** Begin **

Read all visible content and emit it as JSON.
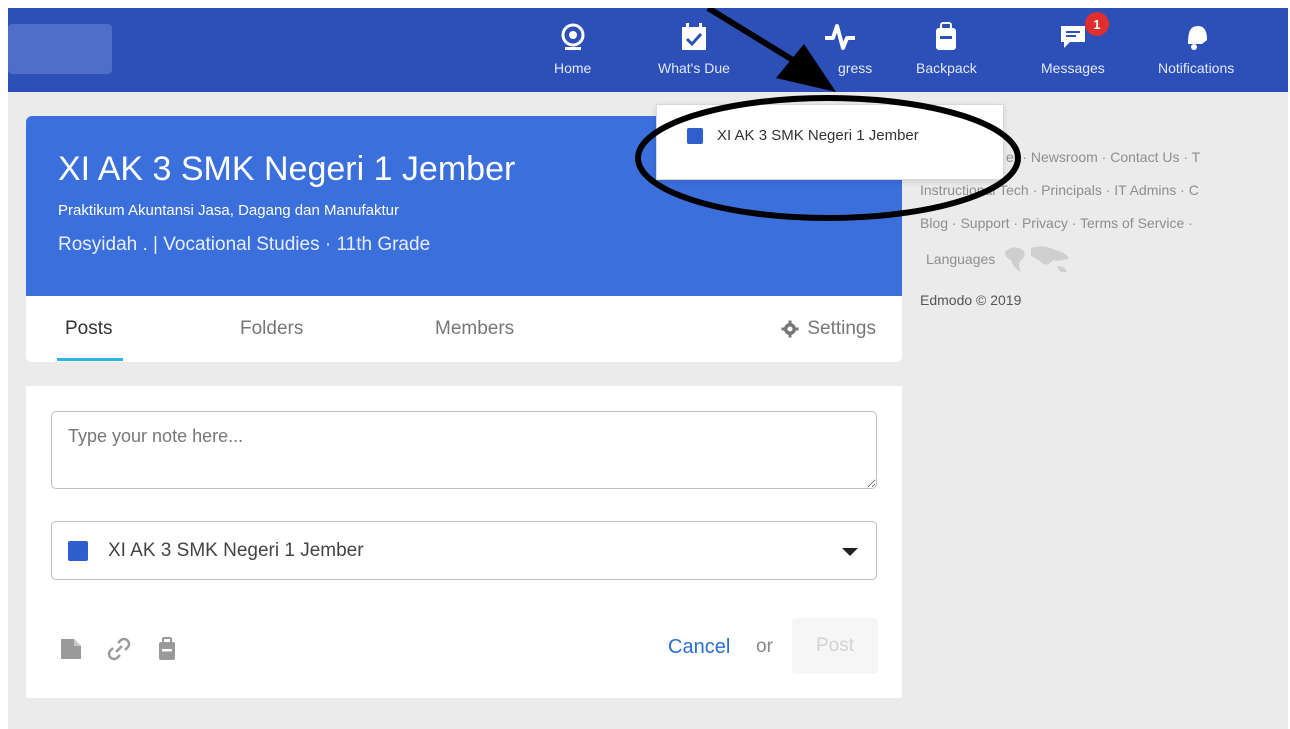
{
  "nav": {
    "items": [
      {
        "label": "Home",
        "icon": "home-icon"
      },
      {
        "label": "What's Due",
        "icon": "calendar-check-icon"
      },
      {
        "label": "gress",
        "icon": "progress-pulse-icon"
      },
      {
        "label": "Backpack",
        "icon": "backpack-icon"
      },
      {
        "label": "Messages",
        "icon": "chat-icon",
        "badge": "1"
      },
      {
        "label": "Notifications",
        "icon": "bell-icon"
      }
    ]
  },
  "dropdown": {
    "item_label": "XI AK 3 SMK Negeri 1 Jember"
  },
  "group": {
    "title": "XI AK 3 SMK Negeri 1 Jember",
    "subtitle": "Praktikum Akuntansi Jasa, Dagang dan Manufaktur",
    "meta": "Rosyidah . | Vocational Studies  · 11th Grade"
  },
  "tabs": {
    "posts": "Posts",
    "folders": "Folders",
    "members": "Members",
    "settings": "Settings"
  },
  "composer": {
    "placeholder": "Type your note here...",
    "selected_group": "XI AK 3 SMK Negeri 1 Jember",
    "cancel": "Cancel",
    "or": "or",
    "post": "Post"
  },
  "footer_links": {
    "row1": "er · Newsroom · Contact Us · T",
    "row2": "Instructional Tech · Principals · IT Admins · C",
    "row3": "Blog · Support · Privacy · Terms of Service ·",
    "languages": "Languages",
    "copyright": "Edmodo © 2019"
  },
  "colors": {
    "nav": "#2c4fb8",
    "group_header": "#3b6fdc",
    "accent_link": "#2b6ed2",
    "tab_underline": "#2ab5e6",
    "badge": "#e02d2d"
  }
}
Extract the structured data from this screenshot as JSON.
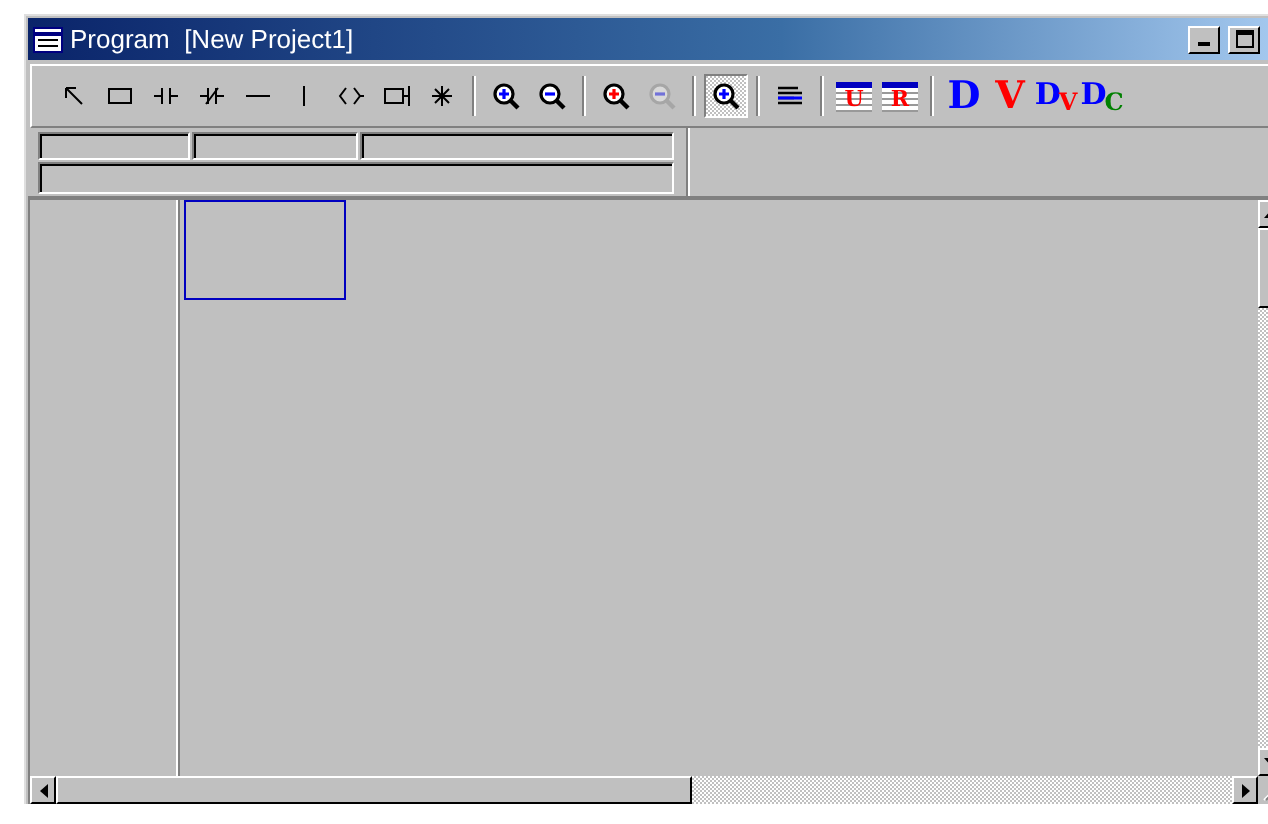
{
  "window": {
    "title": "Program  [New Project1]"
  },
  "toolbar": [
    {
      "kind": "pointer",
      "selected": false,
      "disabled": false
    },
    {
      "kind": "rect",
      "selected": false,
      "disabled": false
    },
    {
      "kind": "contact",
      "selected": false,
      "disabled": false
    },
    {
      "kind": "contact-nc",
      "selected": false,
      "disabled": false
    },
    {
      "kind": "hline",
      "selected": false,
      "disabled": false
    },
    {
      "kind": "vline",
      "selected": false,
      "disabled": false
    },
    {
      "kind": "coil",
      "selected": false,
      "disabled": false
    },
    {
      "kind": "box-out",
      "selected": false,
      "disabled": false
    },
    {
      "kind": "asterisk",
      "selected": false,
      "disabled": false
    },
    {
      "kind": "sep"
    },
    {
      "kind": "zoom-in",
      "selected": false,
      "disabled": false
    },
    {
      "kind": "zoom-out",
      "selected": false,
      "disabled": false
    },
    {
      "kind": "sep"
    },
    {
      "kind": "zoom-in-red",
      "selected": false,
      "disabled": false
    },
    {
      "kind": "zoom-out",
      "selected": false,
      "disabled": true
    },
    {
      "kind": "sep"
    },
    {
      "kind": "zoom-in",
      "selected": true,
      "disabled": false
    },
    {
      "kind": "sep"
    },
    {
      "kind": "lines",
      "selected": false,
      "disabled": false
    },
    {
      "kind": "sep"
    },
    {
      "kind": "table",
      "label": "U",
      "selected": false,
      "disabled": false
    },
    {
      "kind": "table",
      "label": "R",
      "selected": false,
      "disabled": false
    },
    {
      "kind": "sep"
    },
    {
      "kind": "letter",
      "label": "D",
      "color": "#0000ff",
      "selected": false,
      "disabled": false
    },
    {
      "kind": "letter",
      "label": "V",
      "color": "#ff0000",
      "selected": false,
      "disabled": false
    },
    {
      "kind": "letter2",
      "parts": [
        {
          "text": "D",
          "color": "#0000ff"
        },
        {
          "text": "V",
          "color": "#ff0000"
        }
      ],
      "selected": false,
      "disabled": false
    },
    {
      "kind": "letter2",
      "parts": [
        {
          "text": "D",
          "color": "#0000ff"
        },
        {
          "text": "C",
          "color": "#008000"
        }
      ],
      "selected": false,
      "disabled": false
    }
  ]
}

** End **

◆ **Short problem**
Pictures are to be left out; the records above must be repeated word for word.

◆ **Answer to this problem**
Read all visible content and emit it as JSON.
{
  "nav": {
    "items": [
      {
        "label": "Home",
        "icon": "home-icon"
      },
      {
        "label": "What's Due",
        "icon": "calendar-check-icon"
      },
      {
        "label": "gress",
        "icon": "progress-pulse-icon"
      },
      {
        "label": "Backpack",
        "icon": "backpack-icon"
      },
      {
        "label": "Messages",
        "icon": "chat-icon",
        "badge": "1"
      },
      {
        "label": "Notifications",
        "icon": "bell-icon"
      }
    ]
  },
  "dropdown": {
    "item_label": "XI AK 3 SMK Negeri 1 Jember"
  },
  "group": {
    "title": "XI AK 3 SMK Negeri 1 Jember",
    "subtitle": "Praktikum Akuntansi Jasa, Dagang dan Manufaktur",
    "meta": "Rosyidah . | Vocational Studies  · 11th Grade"
  },
  "tabs": {
    "posts": "Posts",
    "folders": "Folders",
    "members": "Members",
    "settings": "Settings"
  },
  "composer": {
    "placeholder": "Type your note here...",
    "selected_group": "XI AK 3 SMK Negeri 1 Jember",
    "cancel": "Cancel",
    "or": "or",
    "post": "Post"
  },
  "footer_links": {
    "row1": "er · Newsroom · Contact Us · T",
    "row2": "Instructional Tech · Principals · IT Admins · C",
    "row3": "Blog · Support · Privacy · Terms of Service ·",
    "languages": "Languages",
    "copyright": "Edmodo © 2019"
  },
  "colors": {
    "nav": "#2c4fb8",
    "group_header": "#3b6fdc",
    "accent_link": "#2b6ed2",
    "tab_underline": "#2ab5e6",
    "badge": "#e02d2d"
  }
}
Extract the structured data from this screenshot as JSON.
{
  "window": {
    "title": "Program  [New Project1]"
  },
  "toolbar": [
    {
      "kind": "pointer",
      "selected": false,
      "disabled": false
    },
    {
      "kind": "rect",
      "selected": false,
      "disabled": false
    },
    {
      "kind": "contact",
      "selected": false,
      "disabled": false
    },
    {
      "kind": "contact-nc",
      "selected": false,
      "disabled": false
    },
    {
      "kind": "hline",
      "selected": false,
      "disabled": false
    },
    {
      "kind": "vline",
      "selected": false,
      "disabled": false
    },
    {
      "kind": "coil",
      "selected": false,
      "disabled": false
    },
    {
      "kind": "box-out",
      "selected": false,
      "disabled": false
    },
    {
      "kind": "asterisk",
      "selected": false,
      "disabled": false
    },
    {
      "kind": "sep"
    },
    {
      "kind": "zoom-in",
      "selected": false,
      "disabled": false
    },
    {
      "kind": "zoom-out",
      "selected": false,
      "disabled": false
    },
    {
      "kind": "sep"
    },
    {
      "kind": "zoom-in-red",
      "selected": false,
      "disabled": false
    },
    {
      "kind": "zoom-out",
      "selected": false,
      "disabled": true
    },
    {
      "kind": "sep"
    },
    {
      "kind": "zoom-in",
      "selected": true,
      "disabled": false
    },
    {
      "kind": "sep"
    },
    {
      "kind": "lines",
      "selected": false,
      "disabled": false
    },
    {
      "kind": "sep"
    },
    {
      "kind": "table",
      "label": "U",
      "selected": false,
      "disabled": false
    },
    {
      "kind": "table",
      "label": "R",
      "selected": false,
      "disabled": false
    },
    {
      "kind": "sep"
    },
    {
      "kind": "letter",
      "label": "D",
      "color": "#0000ff",
      "selected": false,
      "disabled": false
    },
    {
      "kind": "letter",
      "label": "V",
      "color": "#ff0000",
      "selected": false,
      "disabled": false
    },
    {
      "kind": "letter2",
      "parts": [
        {
          "text": "D",
          "color": "#0000ff"
        },
        {
          "text": "V",
          "color": "#ff0000"
        }
      ],
      "selected": false,
      "disabled": false
    },
    {
      "kind": "letter2",
      "parts": [
        {
          "text": "D",
          "color": "#0000ff"
        },
        {
          "text": "C",
          "color": "#008000"
        }
      ],
      "selected": false,
      "disabled": false
    }
  ]
}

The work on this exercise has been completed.